### Rows ###

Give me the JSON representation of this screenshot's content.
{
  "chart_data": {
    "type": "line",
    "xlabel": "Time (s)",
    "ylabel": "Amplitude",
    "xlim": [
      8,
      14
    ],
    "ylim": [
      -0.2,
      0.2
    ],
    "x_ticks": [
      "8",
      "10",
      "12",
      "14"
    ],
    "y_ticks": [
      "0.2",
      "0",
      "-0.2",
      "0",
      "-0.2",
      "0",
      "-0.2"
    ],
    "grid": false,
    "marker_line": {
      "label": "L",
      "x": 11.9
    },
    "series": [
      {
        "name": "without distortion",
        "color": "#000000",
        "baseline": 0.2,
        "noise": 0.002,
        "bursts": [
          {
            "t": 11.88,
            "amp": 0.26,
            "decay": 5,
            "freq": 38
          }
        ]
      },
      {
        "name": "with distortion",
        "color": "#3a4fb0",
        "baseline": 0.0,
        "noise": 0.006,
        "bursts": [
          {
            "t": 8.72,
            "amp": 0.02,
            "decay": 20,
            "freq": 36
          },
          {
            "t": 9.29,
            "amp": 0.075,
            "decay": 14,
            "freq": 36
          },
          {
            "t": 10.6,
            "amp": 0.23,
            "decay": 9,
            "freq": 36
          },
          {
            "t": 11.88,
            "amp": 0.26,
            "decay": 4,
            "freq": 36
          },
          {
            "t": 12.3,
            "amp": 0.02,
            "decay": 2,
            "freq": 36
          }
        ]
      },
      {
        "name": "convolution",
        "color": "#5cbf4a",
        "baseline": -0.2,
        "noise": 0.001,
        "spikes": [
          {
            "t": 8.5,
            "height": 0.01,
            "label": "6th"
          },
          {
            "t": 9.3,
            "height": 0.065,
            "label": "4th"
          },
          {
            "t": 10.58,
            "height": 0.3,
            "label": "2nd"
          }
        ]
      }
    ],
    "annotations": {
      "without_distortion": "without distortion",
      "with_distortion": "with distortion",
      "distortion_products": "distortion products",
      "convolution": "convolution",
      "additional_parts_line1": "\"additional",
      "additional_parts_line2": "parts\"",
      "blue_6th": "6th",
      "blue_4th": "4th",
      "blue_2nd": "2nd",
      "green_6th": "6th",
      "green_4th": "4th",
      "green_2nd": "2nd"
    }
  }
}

###

Problem to solve:
Copy every line above in which the string "convolution" shows up.

Task response:
        "name": "convolution",
      "convolution": "convolution",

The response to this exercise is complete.